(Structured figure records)
__________________________________________________
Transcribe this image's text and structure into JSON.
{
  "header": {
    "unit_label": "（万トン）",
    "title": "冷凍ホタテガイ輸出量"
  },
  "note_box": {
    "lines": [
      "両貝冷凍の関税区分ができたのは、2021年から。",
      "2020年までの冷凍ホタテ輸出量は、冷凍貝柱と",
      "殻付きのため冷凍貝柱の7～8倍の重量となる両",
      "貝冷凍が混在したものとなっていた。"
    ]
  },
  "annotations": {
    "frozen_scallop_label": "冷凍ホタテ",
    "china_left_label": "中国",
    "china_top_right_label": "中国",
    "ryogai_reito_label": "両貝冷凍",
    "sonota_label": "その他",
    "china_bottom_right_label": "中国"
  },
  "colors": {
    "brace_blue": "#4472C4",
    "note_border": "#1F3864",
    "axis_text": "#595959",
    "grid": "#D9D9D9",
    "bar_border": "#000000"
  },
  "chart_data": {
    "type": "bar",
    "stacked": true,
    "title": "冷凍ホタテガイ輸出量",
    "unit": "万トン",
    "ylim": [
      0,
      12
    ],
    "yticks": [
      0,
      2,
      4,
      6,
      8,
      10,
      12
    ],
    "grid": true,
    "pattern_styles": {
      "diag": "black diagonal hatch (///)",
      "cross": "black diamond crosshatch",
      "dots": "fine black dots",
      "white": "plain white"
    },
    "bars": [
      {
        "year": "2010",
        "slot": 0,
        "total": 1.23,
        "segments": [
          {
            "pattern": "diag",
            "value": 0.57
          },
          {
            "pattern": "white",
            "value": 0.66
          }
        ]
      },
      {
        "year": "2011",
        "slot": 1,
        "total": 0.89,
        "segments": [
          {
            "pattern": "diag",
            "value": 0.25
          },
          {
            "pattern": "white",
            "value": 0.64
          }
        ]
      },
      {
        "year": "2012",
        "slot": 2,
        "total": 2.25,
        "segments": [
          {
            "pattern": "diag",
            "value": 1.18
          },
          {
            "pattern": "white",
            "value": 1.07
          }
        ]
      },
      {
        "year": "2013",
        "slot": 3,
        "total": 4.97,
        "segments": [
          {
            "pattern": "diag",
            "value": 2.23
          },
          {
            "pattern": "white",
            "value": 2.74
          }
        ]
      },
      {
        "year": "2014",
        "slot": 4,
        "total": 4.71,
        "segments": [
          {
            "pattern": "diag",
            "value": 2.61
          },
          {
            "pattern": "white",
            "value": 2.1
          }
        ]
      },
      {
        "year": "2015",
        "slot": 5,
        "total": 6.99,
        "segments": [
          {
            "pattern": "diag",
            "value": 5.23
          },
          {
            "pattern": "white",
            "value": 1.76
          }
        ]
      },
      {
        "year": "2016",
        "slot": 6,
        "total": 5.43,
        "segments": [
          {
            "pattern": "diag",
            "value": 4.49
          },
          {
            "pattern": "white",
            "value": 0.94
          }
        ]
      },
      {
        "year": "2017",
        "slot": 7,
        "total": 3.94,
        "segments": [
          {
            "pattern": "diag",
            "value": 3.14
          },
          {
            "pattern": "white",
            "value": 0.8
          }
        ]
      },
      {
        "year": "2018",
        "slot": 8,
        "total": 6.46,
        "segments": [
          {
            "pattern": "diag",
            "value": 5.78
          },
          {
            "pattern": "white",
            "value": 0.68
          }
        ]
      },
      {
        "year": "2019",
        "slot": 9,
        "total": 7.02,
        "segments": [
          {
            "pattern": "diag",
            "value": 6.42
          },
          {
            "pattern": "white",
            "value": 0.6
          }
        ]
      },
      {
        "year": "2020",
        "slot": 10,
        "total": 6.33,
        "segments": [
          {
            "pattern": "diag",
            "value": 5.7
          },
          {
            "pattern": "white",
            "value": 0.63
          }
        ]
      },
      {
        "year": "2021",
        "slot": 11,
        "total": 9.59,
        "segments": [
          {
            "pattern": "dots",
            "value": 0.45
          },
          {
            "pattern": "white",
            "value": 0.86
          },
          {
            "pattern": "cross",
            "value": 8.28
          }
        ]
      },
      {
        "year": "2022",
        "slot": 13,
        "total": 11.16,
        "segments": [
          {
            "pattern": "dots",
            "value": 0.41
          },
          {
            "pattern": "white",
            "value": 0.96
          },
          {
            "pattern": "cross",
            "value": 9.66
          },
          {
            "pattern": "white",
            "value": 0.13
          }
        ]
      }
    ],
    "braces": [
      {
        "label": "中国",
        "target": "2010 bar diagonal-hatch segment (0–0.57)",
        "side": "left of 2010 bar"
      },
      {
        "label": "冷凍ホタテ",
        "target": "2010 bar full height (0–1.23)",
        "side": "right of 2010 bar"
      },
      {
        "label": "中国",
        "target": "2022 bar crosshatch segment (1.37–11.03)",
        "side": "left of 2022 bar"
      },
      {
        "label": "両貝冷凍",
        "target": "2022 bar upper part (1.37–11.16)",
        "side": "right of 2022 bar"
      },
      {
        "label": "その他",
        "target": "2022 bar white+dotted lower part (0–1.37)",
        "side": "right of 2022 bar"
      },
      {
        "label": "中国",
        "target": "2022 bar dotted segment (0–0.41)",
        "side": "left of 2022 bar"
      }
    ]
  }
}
__________________________________________________
→ **SHORT EXERCISE**:
Using the data above, print every record exactly as shown.

→ **OUTPUT FOR THIS EXERCISE**:
Transcribe this image's text and structure into JSON.
{
  "header": {
    "unit_label": "（万トン）",
    "title": "冷凍ホタテガイ輸出量"
  },
  "note_box": {
    "lines": [
      "両貝冷凍の関税区分ができたのは、2021年から。",
      "2020年までの冷凍ホタテ輸出量は、冷凍貝柱と",
      "殻付きのため冷凍貝柱の7～8倍の重量となる両",
      "貝冷凍が混在したものとなっていた。"
    ]
  },
  "annotations": {
    "frozen_scallop_label": "冷凍ホタテ",
    "china_left_label": "中国",
    "china_top_right_label": "中国",
    "ryogai_reito_label": "両貝冷凍",
    "sonota_label": "その他",
    "china_bottom_right_label": "中国"
  },
  "colors": {
    "brace_blue": "#4472C4",
    "note_border": "#1F3864",
    "axis_text": "#595959",
    "grid": "#D9D9D9",
    "bar_border": "#000000"
  },
  "chart_data": {
    "type": "bar",
    "stacked": true,
    "title": "冷凍ホタテガイ輸出量",
    "unit": "万トン",
    "ylim": [
      0,
      12
    ],
    "yticks": [
      0,
      2,
      4,
      6,
      8,
      10,
      12
    ],
    "grid": true,
    "pattern_styles": {
      "diag": "black diagonal hatch (///)",
      "cross": "black diamond crosshatch",
      "dots": "fine black dots",
      "white": "plain white"
    },
    "bars": [
      {
        "year": "2010",
        "slot": 0,
        "total": 1.23,
        "segments": [
          {
            "pattern": "diag",
            "value": 0.57
          },
          {
            "pattern": "white",
            "value": 0.66
          }
        ]
      },
      {
        "year": "2011",
        "slot": 1,
        "total": 0.89,
        "segments": [
          {
            "pattern": "diag",
            "value": 0.25
          },
          {
            "pattern": "white",
            "value": 0.64
          }
        ]
      },
      {
        "year": "2012",
        "slot": 2,
        "total": 2.25,
        "segments": [
          {
            "pattern": "diag",
            "value": 1.18
          },
          {
            "pattern": "white",
            "value": 1.07
          }
        ]
      },
      {
        "year": "2013",
        "slot": 3,
        "total": 4.97,
        "segments": [
          {
            "pattern": "diag",
            "value": 2.23
          },
          {
            "pattern": "white",
            "value": 2.74
          }
        ]
      },
      {
        "year": "2014",
        "slot": 4,
        "total": 4.71,
        "segments": [
          {
            "pattern": "diag",
            "value": 2.61
          },
          {
            "pattern": "white",
            "value": 2.1
          }
        ]
      },
      {
        "year": "2015",
        "slot": 5,
        "total": 6.99,
        "segments": [
          {
            "pattern": "diag",
            "value": 5.23
          },
          {
            "pattern": "white",
            "value": 1.76
          }
        ]
      },
      {
        "year": "2016",
        "slot": 6,
        "total": 5.43,
        "segments": [
          {
            "pattern": "diag",
            "value": 4.49
          },
          {
            "pattern": "white",
            "value": 0.94
          }
        ]
      },
      {
        "year": "2017",
        "slot": 7,
        "total": 3.94,
        "segments": [
          {
            "pattern": "diag",
            "value": 3.14
          },
          {
            "pattern": "white",
            "value": 0.8
          }
        ]
      },
      {
        "year": "2018",
        "slot": 8,
        "total": 6.46,
        "segments": [
          {
            "pattern": "diag",
            "value": 5.78
          },
          {
            "pattern": "white",
            "value": 0.68
          }
        ]
      },
      {
        "year": "2019",
        "slot": 9,
        "total": 7.02,
        "segments": [
          {
            "pattern": "diag",
            "value": 6.42
          },
          {
            "pattern": "white",
            "value": 0.6
          }
        ]
      },
      {
        "year": "2020",
        "slot": 10,
        "total": 6.33,
        "segments": [
          {
            "pattern": "diag",
            "value": 5.7
          },
          {
            "pattern": "white",
            "value": 0.63
          }
        ]
      },
      {
        "year": "2021",
        "slot": 11,
        "total": 9.59,
        "segments": [
          {
            "pattern": "dots",
            "value": 0.45
          },
          {
            "pattern": "white",
            "value": 0.86
          },
          {
            "pattern": "cross",
            "value": 8.28
          }
        ]
      },
      {
        "year": "2022",
        "slot": 13,
        "total": 11.16,
        "segments": [
          {
            "pattern": "dots",
            "value": 0.41
          },
          {
            "pattern": "white",
            "value": 0.96
          },
          {
            "pattern": "cross",
            "value": 9.66
          },
          {
            "pattern": "white",
            "value": 0.13
          }
        ]
      }
    ],
    "braces": [
      {
        "label": "中国",
        "target": "2010 bar diagonal-hatch segment (0–0.57)",
        "side": "left of 2010 bar"
      },
      {
        "label": "冷凍ホタテ",
        "target": "2010 bar full height (0–1.23)",
        "side": "right of 2010 bar"
      },
      {
        "label": "中国",
        "target": "2022 bar crosshatch segment (1.37–11.03)",
        "side": "left of 2022 bar"
      },
      {
        "label": "両貝冷凍",
        "target": "2022 bar upper part (1.37–11.16)",
        "side": "right of 2022 bar"
      },
      {
        "label": "その他",
        "target": "2022 bar white+dotted lower part (0–1.37)",
        "side": "right of 2022 bar"
      },
      {
        "label": "中国",
        "target": "2022 bar dotted segment (0–0.41)",
        "side": "left of 2022 bar"
      }
    ]
  }
}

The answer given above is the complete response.